**GIVEN EXERCISE:** Extract every line that contains the word "Fermeture".

**MATERIAL SHOWN:**
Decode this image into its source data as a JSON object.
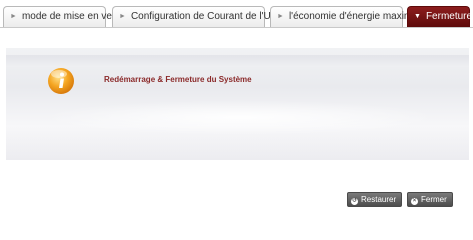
{
  "tabs": [
    {
      "label": "mode de mise en veille",
      "active": false
    },
    {
      "label": "Configuration de Courant de l'UPS",
      "active": false
    },
    {
      "label": "l'économie d'énergie maximale",
      "active": false
    },
    {
      "label": "Fermeture",
      "active": true
    }
  ],
  "panel": {
    "title": "Redémarrage & Fermeture du Système",
    "icon": "info-icon"
  },
  "buttons": {
    "restore_label": "Restaurer",
    "close_label": "Fermer"
  },
  "colors": {
    "active_tab": "#7a1414",
    "title": "#8b2a2a",
    "button": "#5e5e5e"
  }
}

**WRITTEN RESPONSE:**
      "label": "Fermeture",
    "title": "Redémarrage & Fermeture du Système",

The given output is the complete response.